# What you have to do
Identify all lines of the data containing the string "MILES" and copy them.

# Figure record extracts
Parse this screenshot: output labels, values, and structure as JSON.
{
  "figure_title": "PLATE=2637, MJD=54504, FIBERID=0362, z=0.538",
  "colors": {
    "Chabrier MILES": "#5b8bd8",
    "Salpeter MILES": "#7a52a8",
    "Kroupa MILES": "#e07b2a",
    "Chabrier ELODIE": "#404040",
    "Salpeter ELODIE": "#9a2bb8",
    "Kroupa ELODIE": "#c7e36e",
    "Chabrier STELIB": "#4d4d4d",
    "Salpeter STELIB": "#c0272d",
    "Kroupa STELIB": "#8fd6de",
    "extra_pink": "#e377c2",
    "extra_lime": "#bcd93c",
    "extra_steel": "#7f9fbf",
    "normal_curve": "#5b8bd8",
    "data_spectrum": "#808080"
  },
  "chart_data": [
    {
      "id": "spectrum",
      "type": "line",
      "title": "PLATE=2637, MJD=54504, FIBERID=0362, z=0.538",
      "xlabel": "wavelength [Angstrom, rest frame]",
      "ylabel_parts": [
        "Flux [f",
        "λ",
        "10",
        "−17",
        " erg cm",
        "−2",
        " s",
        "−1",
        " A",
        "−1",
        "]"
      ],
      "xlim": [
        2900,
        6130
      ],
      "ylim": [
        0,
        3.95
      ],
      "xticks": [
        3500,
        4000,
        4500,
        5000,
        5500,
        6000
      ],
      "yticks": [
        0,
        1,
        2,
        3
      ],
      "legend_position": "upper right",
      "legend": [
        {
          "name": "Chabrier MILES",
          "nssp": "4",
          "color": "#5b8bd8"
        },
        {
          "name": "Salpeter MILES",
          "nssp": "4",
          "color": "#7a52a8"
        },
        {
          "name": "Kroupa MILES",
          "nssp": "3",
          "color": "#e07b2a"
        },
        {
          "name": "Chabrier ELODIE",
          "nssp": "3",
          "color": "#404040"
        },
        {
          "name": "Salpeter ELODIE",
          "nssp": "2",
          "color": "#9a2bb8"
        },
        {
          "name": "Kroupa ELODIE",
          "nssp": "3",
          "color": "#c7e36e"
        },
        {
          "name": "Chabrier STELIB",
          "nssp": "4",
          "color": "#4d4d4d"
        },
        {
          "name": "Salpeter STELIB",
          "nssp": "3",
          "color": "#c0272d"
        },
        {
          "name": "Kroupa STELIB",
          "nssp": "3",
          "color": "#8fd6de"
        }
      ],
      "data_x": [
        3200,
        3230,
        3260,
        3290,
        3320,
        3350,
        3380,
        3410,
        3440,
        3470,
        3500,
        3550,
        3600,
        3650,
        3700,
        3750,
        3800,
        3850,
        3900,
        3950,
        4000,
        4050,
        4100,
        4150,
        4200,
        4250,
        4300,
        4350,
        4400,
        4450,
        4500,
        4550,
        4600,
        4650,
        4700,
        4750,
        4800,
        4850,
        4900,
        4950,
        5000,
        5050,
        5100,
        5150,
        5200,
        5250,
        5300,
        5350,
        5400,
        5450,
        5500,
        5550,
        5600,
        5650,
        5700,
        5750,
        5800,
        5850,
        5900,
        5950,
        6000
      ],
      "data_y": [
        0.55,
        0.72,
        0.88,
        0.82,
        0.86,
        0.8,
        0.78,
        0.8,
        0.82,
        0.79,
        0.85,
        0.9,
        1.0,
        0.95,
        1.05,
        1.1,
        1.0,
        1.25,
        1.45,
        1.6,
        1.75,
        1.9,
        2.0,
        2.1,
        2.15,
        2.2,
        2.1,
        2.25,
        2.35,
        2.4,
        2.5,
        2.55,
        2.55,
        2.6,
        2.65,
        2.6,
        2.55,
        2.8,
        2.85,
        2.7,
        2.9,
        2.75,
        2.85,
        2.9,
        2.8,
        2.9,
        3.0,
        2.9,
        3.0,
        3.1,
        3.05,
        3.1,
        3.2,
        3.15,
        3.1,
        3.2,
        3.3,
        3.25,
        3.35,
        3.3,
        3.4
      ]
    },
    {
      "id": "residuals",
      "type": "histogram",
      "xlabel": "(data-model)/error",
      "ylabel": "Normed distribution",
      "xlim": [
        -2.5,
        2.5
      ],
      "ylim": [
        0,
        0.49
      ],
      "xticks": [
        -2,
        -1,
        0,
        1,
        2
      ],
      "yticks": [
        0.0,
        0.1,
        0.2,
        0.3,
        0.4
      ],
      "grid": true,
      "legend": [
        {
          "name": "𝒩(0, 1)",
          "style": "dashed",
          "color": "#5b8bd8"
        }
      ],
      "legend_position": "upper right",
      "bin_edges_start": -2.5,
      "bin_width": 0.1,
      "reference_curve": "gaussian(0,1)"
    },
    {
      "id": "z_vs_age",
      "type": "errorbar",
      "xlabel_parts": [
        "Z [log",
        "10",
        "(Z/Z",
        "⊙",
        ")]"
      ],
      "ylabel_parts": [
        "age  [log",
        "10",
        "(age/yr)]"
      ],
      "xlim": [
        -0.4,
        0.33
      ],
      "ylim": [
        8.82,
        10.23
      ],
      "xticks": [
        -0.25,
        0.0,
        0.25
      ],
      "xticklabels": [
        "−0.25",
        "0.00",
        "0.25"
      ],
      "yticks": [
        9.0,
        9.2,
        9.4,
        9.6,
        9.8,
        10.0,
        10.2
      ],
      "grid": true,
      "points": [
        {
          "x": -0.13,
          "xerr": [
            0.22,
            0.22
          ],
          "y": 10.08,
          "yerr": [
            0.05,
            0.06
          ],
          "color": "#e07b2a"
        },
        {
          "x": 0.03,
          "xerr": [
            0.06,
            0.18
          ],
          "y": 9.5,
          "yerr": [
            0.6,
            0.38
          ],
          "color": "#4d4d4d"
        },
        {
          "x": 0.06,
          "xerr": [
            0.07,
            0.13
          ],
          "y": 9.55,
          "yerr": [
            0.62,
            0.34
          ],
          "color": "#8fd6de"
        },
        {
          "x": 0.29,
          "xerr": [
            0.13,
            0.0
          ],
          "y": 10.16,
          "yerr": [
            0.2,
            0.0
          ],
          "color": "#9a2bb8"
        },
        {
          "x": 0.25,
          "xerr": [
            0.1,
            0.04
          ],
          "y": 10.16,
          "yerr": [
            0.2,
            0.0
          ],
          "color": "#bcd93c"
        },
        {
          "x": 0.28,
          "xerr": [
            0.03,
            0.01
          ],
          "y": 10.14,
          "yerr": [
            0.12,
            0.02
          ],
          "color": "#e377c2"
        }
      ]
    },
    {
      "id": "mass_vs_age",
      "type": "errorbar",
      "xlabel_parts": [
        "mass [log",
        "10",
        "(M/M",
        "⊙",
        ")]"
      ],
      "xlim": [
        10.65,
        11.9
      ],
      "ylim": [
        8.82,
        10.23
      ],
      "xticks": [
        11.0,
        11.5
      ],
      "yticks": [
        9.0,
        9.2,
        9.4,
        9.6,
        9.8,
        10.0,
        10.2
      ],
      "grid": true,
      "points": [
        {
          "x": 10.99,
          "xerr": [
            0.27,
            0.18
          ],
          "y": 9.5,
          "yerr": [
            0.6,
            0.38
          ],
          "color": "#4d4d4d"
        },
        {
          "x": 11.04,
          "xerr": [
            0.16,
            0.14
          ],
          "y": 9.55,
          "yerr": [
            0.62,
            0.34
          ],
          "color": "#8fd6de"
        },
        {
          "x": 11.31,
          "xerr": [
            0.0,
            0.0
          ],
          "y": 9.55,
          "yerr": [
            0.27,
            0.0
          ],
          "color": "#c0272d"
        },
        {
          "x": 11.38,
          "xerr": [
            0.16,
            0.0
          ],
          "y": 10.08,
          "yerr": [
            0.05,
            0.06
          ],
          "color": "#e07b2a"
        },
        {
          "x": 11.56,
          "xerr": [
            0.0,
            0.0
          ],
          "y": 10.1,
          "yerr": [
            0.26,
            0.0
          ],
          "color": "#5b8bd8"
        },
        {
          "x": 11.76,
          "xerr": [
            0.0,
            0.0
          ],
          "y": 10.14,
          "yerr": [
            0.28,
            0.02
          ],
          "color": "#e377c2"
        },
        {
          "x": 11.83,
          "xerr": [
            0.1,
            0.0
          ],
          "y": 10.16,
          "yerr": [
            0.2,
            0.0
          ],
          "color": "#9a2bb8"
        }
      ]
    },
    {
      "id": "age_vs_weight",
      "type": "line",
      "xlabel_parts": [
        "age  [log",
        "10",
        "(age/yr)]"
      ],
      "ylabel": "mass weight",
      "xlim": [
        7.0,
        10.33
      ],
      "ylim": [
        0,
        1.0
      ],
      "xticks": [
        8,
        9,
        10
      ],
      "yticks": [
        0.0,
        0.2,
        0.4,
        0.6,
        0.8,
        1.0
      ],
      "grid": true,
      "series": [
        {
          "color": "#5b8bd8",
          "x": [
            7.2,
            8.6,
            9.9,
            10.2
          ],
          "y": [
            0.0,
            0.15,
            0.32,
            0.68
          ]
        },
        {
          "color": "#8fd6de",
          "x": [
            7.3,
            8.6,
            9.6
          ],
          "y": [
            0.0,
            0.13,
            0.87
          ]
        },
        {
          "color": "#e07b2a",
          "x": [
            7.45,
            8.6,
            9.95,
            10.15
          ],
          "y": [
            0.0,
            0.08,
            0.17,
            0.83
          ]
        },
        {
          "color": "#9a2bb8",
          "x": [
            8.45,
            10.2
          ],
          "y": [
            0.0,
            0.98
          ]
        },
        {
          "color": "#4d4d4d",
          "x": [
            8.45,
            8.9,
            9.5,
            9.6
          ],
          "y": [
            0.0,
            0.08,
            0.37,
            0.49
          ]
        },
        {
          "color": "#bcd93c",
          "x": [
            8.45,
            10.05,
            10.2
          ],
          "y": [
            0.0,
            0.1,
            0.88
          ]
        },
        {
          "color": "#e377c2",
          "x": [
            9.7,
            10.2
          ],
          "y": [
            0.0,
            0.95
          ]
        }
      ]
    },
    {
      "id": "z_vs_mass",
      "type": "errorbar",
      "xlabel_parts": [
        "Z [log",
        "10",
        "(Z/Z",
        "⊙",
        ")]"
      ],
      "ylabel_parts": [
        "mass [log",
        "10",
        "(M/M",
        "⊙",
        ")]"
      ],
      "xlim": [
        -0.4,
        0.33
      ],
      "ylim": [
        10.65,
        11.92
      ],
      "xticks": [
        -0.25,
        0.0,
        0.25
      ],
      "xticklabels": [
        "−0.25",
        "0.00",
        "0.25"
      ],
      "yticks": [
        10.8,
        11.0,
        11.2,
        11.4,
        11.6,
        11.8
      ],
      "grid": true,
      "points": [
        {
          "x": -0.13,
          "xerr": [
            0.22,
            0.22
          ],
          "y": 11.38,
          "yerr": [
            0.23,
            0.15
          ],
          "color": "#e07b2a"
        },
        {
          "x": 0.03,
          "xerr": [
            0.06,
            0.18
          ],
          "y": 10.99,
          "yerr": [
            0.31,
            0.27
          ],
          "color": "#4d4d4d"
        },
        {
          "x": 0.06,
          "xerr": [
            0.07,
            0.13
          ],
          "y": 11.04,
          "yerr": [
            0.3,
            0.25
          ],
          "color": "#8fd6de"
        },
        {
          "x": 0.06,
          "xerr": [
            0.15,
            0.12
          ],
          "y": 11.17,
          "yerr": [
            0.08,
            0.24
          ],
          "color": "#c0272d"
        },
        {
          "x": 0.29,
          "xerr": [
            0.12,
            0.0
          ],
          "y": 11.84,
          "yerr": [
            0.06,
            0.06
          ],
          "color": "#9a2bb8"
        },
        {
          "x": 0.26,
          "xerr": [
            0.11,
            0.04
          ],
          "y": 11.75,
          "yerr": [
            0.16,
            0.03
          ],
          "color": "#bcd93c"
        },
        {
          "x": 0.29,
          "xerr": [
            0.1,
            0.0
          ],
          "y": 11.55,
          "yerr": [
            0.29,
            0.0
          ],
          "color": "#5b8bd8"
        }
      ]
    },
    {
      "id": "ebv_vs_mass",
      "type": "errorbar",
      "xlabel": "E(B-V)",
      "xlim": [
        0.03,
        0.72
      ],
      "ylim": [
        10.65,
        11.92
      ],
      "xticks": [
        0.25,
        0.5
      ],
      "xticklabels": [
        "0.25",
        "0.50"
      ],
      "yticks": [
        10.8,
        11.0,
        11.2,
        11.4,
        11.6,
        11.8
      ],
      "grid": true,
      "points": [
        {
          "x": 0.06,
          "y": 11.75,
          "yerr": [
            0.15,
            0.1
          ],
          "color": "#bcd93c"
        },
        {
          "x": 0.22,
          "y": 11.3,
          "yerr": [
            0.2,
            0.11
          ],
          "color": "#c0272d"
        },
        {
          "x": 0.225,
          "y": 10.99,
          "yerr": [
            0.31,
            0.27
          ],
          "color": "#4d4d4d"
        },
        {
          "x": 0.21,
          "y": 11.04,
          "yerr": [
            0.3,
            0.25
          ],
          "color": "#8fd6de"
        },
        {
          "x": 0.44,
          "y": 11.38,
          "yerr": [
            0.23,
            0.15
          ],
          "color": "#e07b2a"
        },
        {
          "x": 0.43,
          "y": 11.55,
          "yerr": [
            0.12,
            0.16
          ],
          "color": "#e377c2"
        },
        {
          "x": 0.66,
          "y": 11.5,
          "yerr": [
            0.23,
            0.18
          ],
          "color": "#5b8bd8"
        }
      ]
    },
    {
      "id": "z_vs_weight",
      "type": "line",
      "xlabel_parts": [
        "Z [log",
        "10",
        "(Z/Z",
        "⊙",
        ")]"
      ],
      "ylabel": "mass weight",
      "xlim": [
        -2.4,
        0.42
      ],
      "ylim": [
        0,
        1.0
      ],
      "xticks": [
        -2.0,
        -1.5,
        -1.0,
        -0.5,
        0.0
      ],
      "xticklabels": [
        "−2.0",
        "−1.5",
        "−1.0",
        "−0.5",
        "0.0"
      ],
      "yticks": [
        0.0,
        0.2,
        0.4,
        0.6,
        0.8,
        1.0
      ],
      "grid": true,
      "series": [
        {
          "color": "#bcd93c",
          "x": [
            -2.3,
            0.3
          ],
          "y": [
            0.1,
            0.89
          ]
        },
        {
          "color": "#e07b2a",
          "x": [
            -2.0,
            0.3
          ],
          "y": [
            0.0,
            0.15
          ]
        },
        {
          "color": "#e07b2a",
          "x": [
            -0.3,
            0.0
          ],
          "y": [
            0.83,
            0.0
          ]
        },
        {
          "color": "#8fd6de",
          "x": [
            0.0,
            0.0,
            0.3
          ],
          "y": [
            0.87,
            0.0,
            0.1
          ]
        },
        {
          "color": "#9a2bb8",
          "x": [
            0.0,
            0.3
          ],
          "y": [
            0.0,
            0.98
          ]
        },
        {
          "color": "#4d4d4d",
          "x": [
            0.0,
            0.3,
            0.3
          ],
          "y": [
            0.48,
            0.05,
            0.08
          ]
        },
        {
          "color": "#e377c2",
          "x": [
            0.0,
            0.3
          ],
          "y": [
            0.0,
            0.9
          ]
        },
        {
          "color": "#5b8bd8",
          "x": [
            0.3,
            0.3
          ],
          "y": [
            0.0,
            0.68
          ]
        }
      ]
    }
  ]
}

# Reply to the exercise
    "Chabrier MILES": "#5b8bd8",
    "Salpeter MILES": "#7a52a8",
    "Kroupa MILES": "#e07b2a",
          "name": "Chabrier MILES",
          "name": "Salpeter MILES",
          "name": "Kroupa MILES",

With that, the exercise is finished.